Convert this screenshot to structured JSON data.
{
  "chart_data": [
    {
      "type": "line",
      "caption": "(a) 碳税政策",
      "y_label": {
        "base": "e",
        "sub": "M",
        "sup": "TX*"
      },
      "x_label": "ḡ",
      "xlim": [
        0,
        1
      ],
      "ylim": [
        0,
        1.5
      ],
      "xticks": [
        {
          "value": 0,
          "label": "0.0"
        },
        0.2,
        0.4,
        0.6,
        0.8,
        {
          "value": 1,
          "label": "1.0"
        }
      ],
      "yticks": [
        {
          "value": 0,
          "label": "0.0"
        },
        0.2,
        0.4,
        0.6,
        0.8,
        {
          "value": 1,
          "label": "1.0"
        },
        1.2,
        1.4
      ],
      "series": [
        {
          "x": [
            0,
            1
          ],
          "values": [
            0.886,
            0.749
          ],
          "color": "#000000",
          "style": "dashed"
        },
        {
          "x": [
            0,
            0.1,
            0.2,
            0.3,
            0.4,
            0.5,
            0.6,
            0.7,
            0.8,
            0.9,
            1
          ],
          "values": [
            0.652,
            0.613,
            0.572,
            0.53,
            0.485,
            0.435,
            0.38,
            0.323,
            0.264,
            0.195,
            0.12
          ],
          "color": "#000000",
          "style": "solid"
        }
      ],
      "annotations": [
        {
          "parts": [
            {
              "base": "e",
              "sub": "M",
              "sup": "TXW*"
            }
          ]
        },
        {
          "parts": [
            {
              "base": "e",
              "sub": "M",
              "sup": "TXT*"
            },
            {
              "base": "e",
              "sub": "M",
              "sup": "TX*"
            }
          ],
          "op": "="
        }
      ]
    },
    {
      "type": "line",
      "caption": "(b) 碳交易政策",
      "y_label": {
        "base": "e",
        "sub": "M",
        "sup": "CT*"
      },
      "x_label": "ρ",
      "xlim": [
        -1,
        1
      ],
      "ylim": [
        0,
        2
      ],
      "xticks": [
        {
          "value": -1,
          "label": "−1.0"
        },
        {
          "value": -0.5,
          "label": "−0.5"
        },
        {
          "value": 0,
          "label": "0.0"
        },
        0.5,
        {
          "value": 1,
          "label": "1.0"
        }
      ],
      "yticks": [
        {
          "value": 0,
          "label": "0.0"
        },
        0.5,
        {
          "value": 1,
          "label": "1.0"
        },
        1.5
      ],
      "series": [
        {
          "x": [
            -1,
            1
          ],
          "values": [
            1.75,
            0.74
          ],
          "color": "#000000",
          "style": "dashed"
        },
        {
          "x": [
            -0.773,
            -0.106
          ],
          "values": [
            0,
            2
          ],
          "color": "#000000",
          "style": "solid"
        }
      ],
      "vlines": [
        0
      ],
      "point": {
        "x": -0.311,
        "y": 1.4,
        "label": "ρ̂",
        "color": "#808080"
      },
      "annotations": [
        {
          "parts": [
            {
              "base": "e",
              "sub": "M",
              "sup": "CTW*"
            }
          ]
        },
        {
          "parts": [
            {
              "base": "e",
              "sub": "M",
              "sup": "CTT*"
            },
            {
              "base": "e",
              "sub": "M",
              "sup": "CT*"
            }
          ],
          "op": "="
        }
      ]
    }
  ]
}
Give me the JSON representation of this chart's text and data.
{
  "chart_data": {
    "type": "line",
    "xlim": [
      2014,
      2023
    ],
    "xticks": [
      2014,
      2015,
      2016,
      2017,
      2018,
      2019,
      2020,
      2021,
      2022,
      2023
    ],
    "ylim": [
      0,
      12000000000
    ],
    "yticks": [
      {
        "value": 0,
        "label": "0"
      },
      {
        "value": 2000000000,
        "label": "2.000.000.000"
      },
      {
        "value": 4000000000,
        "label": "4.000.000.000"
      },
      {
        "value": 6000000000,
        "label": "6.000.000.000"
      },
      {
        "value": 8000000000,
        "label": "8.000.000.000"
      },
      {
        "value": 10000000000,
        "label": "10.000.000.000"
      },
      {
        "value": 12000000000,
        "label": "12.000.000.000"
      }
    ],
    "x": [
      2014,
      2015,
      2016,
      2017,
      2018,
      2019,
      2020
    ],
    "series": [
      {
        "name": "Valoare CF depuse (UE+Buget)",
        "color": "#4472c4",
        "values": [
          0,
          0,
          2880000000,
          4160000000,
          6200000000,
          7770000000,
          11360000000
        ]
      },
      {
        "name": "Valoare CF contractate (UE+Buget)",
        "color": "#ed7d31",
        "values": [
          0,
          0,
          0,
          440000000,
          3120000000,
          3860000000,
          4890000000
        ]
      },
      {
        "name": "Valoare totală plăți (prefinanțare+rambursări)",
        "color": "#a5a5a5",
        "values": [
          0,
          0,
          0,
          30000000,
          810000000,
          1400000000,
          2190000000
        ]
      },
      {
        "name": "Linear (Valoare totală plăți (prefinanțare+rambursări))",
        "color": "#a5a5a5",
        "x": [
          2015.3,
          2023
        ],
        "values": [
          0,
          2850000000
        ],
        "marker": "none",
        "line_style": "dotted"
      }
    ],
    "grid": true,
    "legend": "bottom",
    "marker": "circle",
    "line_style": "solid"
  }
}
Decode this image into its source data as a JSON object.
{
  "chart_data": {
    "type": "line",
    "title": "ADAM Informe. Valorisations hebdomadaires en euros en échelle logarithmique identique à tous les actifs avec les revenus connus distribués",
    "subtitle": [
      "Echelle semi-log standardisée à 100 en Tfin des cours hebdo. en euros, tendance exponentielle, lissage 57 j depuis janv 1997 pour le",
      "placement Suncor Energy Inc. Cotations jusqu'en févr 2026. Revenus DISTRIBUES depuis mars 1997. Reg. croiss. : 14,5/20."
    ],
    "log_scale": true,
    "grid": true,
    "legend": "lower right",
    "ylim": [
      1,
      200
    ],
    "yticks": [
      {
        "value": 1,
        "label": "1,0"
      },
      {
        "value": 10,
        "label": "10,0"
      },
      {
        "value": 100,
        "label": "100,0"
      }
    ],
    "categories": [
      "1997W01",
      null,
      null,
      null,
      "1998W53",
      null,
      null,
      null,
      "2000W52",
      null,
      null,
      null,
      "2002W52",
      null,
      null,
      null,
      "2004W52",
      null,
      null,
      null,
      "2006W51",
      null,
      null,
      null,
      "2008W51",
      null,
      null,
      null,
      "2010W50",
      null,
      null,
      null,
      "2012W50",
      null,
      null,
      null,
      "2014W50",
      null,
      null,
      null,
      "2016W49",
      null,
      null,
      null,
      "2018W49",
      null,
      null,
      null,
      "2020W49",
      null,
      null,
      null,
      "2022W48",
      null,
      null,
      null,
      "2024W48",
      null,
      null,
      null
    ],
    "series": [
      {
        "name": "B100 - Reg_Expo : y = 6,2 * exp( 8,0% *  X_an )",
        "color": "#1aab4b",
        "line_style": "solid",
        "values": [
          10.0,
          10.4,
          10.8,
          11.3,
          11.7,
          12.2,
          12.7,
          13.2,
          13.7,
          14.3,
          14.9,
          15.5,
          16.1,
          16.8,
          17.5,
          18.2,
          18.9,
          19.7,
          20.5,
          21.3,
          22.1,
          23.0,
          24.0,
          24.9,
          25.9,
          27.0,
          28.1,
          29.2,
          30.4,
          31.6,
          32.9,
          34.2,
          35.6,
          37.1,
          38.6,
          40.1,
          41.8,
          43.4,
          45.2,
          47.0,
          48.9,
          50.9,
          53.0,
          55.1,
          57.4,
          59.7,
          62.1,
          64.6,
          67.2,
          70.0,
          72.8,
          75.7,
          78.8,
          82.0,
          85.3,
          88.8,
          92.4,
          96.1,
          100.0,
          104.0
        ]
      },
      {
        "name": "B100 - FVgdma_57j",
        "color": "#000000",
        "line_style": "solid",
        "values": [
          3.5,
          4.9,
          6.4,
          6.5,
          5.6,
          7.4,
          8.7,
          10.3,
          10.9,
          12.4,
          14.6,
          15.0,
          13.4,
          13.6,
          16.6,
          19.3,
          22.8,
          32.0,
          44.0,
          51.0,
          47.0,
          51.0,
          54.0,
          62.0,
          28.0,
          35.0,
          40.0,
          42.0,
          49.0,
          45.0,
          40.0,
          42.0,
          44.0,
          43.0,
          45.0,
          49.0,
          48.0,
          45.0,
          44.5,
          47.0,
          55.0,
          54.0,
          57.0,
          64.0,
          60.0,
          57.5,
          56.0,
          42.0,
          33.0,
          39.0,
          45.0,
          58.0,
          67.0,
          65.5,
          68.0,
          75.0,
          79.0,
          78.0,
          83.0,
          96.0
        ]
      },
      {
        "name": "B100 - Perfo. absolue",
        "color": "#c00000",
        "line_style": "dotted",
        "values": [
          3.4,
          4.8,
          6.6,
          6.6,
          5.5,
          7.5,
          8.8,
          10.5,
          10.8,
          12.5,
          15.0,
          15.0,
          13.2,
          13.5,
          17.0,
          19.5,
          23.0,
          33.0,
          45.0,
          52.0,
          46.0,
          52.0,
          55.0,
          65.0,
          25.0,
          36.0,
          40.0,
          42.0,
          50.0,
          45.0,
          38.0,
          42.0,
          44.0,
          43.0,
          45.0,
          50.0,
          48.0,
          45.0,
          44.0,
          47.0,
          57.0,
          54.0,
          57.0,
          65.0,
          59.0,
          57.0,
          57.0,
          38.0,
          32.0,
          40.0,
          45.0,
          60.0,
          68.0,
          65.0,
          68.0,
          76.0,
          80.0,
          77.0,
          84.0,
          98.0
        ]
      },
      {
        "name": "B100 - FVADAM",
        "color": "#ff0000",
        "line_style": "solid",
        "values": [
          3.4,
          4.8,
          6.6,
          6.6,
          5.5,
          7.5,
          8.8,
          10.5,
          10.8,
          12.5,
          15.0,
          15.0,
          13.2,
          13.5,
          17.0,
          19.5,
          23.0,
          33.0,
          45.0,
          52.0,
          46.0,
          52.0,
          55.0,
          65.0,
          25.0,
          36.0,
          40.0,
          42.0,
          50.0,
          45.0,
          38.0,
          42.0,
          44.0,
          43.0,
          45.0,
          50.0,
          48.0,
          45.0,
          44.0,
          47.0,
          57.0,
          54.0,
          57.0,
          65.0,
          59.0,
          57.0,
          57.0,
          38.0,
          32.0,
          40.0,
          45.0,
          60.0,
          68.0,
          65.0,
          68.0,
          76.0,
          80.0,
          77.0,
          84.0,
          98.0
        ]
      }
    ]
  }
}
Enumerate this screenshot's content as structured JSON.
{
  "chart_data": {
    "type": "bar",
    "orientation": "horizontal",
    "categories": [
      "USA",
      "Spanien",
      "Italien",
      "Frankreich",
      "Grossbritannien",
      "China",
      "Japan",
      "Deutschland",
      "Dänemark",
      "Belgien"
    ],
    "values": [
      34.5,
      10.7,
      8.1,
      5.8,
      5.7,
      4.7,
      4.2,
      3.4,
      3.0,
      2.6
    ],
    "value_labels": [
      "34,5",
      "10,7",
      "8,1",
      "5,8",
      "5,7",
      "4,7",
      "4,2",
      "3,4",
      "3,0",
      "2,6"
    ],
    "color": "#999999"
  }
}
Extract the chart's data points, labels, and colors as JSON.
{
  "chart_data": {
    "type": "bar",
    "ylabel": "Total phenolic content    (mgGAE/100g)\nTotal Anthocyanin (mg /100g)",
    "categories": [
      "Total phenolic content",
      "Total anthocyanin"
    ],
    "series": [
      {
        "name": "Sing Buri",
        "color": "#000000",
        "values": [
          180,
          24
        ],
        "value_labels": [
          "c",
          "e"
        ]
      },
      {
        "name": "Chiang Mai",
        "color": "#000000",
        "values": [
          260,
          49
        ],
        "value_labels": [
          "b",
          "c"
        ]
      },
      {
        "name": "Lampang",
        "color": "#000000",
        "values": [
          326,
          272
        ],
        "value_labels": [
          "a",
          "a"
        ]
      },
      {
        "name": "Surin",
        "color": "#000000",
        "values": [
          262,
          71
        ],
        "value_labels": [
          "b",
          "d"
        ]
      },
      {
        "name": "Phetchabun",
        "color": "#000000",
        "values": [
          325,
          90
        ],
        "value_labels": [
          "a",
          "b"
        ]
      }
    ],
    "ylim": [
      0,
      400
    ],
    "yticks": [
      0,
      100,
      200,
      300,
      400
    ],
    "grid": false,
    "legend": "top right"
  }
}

——

Problem: Identify the lines that hold the word "Buget". Copy every one of them.

Exercise result:
        "name": "Valoare CF depuse (UE+Buget)",
        "name": "Valoare CF contractate (UE+Buget)",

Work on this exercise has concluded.